* start RECORDS SUPPLIED *

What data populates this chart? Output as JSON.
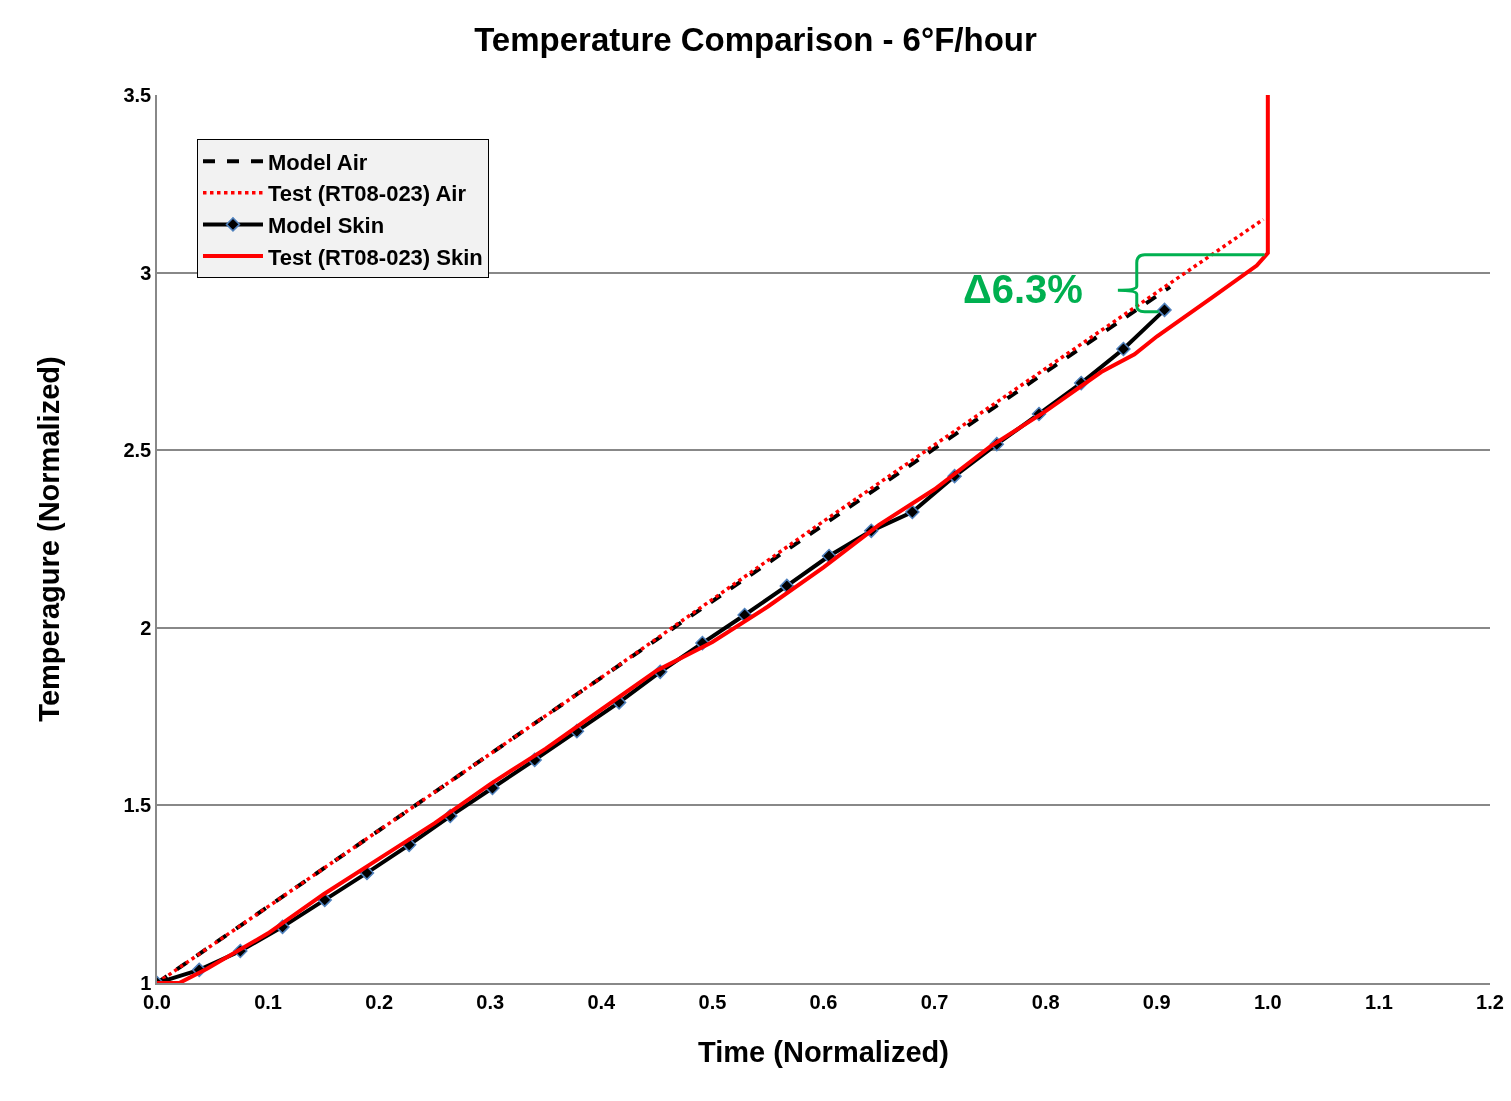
{
  "chart_data": {
    "type": "line",
    "title": "Temperature Comparison - 6°F/hour",
    "xlabel": "Time (Normalized)",
    "ylabel": "Temperagure (Normalized)",
    "xlim": [
      0,
      1.2
    ],
    "xticks": [
      {
        "value": 0,
        "label": "0.0"
      },
      {
        "value": 0.1,
        "label": "0.1"
      },
      {
        "value": 0.2,
        "label": "0.2"
      },
      {
        "value": 0.3,
        "label": "0.3"
      },
      {
        "value": 0.4,
        "label": "0.4"
      },
      {
        "value": 0.5,
        "label": "0.5"
      },
      {
        "value": 0.6,
        "label": "0.6"
      },
      {
        "value": 0.7,
        "label": "0.7"
      },
      {
        "value": 0.8,
        "label": "0.8"
      },
      {
        "value": 0.9,
        "label": "0.9"
      },
      {
        "value": 1,
        "label": "1.0"
      },
      {
        "value": 1.1,
        "label": "1.1"
      },
      {
        "value": 1.2,
        "label": "1.2"
      }
    ],
    "ylim": [
      1,
      3.5
    ],
    "yticks": [
      1,
      1.5,
      2,
      2.5,
      3,
      3.5
    ],
    "grid": "y",
    "legend": "top left",
    "series": [
      {
        "name": "Model Air",
        "color": "#000000",
        "line_style": "dashed",
        "marker": "none",
        "x": [
          0,
          0.2,
          0.4,
          0.6,
          0.8,
          0.912
        ],
        "values": [
          1,
          1.43,
          1.86,
          2.29,
          2.72,
          2.96
        ]
      },
      {
        "name": "Test (RT08-023) Air",
        "color": "#ff0000",
        "line_style": "dotted",
        "marker": "none",
        "x": [
          0,
          0.2,
          0.4,
          0.6,
          0.8,
          0.996
        ],
        "values": [
          1,
          1.43,
          1.86,
          2.3,
          2.73,
          3.15
        ]
      },
      {
        "name": "Model Skin",
        "color": "#000000",
        "line_style": "solid",
        "marker": "diamond",
        "x": [
          0,
          0.038,
          0.075,
          0.113,
          0.151,
          0.189,
          0.227,
          0.264,
          0.302,
          0.34,
          0.378,
          0.416,
          0.453,
          0.491,
          0.529,
          0.567,
          0.605,
          0.643,
          0.68,
          0.718,
          0.756,
          0.794,
          0.832,
          0.87,
          0.907
        ],
        "values": [
          1,
          1.037,
          1.09,
          1.158,
          1.234,
          1.31,
          1.389,
          1.47,
          1.549,
          1.628,
          1.709,
          1.79,
          1.876,
          1.957,
          2.036,
          2.118,
          2.202,
          2.273,
          2.326,
          2.427,
          2.517,
          2.602,
          2.689,
          2.785,
          2.895
        ]
      },
      {
        "name": "Test (RT08-023) Skin",
        "color": "#ff0000",
        "line_style": "solid",
        "marker": "none",
        "x": [
          0,
          0.02,
          0.045,
          0.1,
          0.15,
          0.2,
          0.25,
          0.3,
          0.35,
          0.4,
          0.45,
          0.5,
          0.55,
          0.6,
          0.65,
          0.7,
          0.75,
          0.8,
          0.85,
          0.88,
          0.9,
          0.95,
          0.99,
          1,
          1
        ],
        "values": [
          1,
          1,
          1.04,
          1.14,
          1.25,
          1.35,
          1.45,
          1.56,
          1.66,
          1.77,
          1.88,
          1.96,
          2.06,
          2.17,
          2.29,
          2.39,
          2.51,
          2.61,
          2.72,
          2.77,
          2.82,
          2.93,
          3.02,
          3.055,
          3.5
        ]
      }
    ],
    "annotations": [
      "Δ6.3%"
    ]
  }
}
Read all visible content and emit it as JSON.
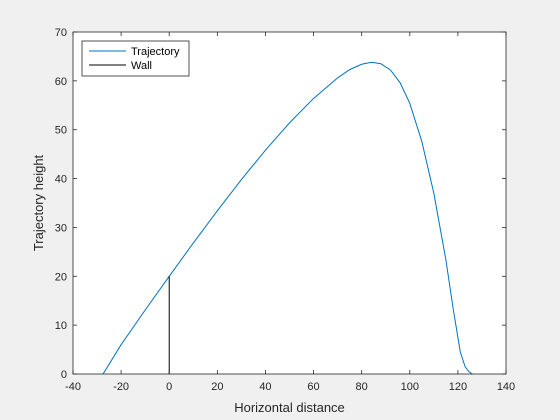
{
  "chart_data": {
    "type": "line",
    "xlabel": "Horizontal distance",
    "ylabel": "Trajectory height",
    "xlim": [
      -40,
      140
    ],
    "ylim": [
      0,
      70
    ],
    "xticks": [
      -40,
      -20,
      0,
      20,
      40,
      60,
      80,
      100,
      120,
      140
    ],
    "yticks": [
      0,
      10,
      20,
      30,
      40,
      50,
      60,
      70
    ],
    "grid": false,
    "legend_position": "top-left",
    "series": [
      {
        "name": "Trajectory",
        "color": "#0072BD",
        "x": [
          -27.5,
          -20,
          -10,
          0,
          10,
          20,
          30,
          40,
          50,
          60,
          70,
          75,
          80,
          84,
          88,
          92,
          96,
          100,
          105,
          110,
          115,
          118,
          121,
          123,
          124.5,
          126
        ],
        "y": [
          0,
          6.0,
          13.1,
          20.0,
          26.8,
          33.4,
          39.8,
          45.8,
          51.4,
          56.4,
          60.6,
          62.3,
          63.4,
          63.8,
          63.5,
          62.2,
          59.6,
          55.4,
          47.6,
          37.0,
          23.4,
          13.5,
          4.5,
          1.5,
          0.5,
          0
        ]
      },
      {
        "name": "Wall",
        "color": "#000000",
        "x": [
          0,
          0
        ],
        "y": [
          0,
          20
        ]
      }
    ]
  }
}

* end RECORDS SUPPLIED *

## REQUIRED WORK:
Pick out the lines containing the word "Normalized" and show them.

## WORKED SOLUTION:
    "xlabel": "Time (Normalized)",
    "ylabel": "Temperagure (Normalized)",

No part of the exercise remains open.